#### EXERCISE PROMPT
Collect every line of the records below that contains the word "hace".

(Entries taken from a collection)
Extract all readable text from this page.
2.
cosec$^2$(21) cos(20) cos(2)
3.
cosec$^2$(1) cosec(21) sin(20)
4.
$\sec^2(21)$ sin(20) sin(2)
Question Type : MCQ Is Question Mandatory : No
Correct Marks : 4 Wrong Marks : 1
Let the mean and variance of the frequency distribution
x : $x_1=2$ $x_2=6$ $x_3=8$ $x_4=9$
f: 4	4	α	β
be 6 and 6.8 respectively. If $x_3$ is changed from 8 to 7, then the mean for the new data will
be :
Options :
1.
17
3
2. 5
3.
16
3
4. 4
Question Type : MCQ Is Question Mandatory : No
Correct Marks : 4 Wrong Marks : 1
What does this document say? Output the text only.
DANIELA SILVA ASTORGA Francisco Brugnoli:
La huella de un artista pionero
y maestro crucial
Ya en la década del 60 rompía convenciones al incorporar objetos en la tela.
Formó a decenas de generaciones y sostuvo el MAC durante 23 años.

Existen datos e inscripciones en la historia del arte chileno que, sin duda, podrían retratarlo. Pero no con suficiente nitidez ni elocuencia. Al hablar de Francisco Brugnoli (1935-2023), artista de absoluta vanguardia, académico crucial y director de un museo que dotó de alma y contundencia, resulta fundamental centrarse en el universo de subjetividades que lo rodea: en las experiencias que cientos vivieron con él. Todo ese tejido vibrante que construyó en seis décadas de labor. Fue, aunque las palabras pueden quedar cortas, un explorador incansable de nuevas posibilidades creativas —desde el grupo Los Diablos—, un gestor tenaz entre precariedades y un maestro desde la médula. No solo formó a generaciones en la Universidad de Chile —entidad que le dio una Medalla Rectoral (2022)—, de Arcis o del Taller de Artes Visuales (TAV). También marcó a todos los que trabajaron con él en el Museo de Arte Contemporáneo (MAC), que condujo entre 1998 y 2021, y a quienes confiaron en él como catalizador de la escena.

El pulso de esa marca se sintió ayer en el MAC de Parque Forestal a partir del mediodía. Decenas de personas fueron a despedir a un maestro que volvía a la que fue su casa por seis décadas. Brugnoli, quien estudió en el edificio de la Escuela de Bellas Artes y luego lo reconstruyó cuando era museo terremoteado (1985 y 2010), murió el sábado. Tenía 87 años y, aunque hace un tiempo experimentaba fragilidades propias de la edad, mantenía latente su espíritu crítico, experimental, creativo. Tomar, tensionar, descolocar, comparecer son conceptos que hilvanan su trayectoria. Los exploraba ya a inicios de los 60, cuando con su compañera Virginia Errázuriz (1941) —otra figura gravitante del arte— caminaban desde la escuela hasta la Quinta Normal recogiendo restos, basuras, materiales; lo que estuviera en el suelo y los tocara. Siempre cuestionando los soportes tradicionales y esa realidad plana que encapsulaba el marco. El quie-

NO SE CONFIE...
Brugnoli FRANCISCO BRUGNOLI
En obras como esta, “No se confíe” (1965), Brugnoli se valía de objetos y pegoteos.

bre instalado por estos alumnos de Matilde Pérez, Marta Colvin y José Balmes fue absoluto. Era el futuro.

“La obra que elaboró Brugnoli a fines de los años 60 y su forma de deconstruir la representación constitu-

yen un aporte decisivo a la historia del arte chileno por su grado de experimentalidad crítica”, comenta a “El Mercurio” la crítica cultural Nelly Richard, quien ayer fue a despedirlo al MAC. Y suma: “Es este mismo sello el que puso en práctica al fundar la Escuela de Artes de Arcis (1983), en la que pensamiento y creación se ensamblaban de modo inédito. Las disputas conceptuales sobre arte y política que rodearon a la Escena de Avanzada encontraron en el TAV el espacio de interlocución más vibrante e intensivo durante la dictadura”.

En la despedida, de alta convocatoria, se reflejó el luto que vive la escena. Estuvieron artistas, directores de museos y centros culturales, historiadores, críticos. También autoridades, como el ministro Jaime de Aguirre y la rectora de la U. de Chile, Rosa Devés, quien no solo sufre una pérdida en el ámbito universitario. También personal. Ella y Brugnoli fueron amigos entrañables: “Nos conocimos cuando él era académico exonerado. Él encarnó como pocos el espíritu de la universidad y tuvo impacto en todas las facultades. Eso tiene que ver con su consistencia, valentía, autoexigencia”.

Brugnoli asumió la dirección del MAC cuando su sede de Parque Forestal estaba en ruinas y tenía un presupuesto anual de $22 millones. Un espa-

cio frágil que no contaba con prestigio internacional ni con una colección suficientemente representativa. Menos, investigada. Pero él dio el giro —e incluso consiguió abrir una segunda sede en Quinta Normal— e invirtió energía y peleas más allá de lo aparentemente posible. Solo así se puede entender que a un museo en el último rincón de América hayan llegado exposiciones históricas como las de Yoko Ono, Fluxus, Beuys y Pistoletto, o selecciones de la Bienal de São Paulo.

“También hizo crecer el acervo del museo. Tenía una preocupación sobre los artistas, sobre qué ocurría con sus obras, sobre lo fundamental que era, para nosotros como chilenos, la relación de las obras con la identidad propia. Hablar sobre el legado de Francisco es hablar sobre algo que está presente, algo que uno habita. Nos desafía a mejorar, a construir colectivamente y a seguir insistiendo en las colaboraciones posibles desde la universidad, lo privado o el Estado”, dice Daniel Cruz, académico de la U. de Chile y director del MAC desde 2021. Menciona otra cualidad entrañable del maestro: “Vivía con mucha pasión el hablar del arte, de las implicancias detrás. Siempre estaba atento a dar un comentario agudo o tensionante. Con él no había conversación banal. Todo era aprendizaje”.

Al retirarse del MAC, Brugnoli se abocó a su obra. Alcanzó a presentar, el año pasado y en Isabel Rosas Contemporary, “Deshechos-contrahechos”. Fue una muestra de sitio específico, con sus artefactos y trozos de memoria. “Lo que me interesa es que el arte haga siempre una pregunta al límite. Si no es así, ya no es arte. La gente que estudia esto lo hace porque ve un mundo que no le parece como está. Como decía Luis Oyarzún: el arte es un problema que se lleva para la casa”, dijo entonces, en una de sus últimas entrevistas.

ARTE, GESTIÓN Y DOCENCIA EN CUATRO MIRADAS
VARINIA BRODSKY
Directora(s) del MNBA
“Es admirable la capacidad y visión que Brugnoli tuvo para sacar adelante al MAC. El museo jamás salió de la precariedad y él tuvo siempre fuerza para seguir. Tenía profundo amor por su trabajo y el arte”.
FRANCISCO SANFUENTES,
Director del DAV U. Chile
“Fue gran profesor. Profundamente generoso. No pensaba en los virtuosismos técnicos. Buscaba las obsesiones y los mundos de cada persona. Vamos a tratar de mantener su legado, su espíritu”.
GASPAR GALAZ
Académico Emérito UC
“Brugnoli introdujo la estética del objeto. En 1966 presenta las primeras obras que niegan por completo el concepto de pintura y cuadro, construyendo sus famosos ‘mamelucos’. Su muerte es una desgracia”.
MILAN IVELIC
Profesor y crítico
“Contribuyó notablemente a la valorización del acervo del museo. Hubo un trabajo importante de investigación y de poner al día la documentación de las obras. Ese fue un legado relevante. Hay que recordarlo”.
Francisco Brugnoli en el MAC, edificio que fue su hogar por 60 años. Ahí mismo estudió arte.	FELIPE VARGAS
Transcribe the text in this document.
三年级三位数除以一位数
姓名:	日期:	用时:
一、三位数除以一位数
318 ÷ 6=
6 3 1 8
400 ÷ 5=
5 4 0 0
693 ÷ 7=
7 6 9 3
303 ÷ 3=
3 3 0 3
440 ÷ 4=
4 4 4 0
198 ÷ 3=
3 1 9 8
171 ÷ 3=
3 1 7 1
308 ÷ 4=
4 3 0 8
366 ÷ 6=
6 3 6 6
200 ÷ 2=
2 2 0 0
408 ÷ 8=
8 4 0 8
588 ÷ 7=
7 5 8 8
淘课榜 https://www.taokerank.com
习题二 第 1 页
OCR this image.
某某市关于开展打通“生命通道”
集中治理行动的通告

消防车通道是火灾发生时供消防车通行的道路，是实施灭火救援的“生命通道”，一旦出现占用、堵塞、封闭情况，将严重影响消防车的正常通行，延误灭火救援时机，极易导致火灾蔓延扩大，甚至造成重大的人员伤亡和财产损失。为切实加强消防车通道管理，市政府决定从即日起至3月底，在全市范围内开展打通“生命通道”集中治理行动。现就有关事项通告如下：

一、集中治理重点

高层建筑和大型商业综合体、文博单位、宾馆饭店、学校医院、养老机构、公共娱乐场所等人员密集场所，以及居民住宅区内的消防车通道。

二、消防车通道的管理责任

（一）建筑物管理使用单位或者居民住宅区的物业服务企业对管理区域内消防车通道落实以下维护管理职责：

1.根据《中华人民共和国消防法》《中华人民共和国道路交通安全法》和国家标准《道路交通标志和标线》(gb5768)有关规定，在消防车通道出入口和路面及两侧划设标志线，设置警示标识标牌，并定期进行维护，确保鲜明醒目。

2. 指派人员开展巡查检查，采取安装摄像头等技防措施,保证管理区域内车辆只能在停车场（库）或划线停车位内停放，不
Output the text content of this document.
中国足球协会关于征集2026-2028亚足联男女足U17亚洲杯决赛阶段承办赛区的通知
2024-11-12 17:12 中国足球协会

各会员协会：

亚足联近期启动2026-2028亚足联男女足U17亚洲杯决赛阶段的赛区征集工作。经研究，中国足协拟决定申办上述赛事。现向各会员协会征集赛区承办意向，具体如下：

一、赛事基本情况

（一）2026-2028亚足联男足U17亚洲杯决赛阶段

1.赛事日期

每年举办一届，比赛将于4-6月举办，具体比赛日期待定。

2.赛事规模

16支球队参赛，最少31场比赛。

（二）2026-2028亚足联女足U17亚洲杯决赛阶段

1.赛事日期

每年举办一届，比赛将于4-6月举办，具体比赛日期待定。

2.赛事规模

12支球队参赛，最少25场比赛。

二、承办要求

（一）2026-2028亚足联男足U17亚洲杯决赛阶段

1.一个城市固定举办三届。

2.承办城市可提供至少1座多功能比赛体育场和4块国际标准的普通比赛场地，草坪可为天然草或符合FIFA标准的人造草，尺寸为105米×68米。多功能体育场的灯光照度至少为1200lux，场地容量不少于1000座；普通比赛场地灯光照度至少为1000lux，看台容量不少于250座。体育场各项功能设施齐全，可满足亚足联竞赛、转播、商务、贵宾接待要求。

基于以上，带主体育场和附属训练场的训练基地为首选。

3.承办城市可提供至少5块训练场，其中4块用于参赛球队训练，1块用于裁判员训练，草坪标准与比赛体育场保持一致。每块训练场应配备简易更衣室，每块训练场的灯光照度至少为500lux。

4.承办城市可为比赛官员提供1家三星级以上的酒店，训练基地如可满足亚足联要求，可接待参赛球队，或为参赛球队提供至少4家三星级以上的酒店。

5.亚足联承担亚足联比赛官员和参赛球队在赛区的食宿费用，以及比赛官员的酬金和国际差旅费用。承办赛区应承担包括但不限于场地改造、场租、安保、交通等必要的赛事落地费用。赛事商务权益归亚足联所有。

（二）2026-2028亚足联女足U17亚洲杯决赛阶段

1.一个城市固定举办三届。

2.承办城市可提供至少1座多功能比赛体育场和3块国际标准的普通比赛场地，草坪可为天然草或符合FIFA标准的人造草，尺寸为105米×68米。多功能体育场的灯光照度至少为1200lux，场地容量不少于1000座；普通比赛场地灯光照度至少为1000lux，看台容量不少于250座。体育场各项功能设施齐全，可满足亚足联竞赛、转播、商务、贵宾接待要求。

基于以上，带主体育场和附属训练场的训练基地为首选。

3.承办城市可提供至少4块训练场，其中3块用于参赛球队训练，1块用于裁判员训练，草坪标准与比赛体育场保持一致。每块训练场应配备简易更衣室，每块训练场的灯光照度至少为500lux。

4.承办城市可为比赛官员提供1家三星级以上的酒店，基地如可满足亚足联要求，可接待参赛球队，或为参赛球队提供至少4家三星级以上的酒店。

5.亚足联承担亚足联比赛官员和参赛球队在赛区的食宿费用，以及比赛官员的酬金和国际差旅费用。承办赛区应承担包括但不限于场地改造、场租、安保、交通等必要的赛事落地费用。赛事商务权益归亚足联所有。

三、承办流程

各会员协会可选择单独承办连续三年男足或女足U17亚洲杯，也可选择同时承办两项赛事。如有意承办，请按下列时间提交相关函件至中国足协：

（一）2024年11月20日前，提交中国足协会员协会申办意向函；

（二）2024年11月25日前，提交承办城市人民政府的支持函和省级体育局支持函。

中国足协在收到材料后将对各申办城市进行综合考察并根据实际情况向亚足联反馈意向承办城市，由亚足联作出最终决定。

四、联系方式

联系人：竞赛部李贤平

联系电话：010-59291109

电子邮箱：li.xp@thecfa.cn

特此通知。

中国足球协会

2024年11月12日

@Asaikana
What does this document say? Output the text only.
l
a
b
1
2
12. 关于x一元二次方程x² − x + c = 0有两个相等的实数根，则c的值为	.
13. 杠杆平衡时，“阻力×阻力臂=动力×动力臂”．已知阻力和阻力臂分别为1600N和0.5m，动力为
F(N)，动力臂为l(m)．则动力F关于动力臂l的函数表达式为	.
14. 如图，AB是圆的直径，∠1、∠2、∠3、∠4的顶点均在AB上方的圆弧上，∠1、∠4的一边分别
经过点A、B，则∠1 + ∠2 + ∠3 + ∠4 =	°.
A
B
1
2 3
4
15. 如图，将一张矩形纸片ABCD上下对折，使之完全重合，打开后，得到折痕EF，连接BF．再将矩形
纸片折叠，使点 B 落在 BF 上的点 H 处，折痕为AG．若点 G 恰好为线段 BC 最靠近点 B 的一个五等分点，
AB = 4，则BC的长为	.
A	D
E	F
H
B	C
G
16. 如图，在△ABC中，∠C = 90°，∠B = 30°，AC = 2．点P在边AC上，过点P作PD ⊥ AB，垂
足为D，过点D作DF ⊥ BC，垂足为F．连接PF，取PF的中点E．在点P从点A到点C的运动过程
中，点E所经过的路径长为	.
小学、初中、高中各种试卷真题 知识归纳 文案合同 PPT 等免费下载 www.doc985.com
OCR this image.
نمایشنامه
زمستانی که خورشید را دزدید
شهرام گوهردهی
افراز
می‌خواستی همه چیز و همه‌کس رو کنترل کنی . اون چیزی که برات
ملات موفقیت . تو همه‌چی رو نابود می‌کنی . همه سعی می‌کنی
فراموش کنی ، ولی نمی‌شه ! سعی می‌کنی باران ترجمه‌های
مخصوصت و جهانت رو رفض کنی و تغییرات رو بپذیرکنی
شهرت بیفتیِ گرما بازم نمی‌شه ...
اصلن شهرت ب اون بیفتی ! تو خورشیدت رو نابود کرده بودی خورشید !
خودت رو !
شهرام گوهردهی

#### SOLVED PROBLEM
El pulso de esa marca se sintió ayer en el MAC de Parque Forestal a partir del mediodía. Decenas de personas fueron a despedir a un maestro que volvía a la que fue su casa por seis décadas. Brugnoli, quien estudió en el edificio de la Escuela de Bellas Artes y luego lo reconstruyó cuando era museo terremoteado (1985 y 2010), murió el sábado. Tenía 87 años y, aunque hace un tiempo experimentaba fragilidades propias de la edad, mantenía latente su espíritu crítico, experimental, creativo. Tomar, tensionar, descolocar, comparecer son conceptos que hilvanan su trayectoria. Los exploraba ya a inicios de los 60, cuando con su compañera Virginia Errázuriz (1941) —otra figura gravitante del arte— caminaban desde la escuela hasta la Quinta Normal recogiendo restos, basuras, materiales; lo que estuviera en el suelo y los tocara. Siempre cuestionando los soportes tradicionales y esa realidad plana que encapsulaba el marco. El quie-
Al retirarse del MAC, Brugnoli se abocó a su obra. Alcanzó a presentar, el año pasado y en Isabel Rosas Contemporary, “Deshechos-contrahechos”. Fue una muestra de sitio específico, con sus artefactos y trozos de memoria. “Lo que me interesa es que el arte haga siempre una pregunta al límite. Si no es así, ya no es arte. La gente que estudia esto lo hace porque ve un mundo que no le parece como está. Como decía Luis Oyarzún: el arte es un problema que se lleva para la casa”, dijo entonces, en una de sus últimas entrevistas.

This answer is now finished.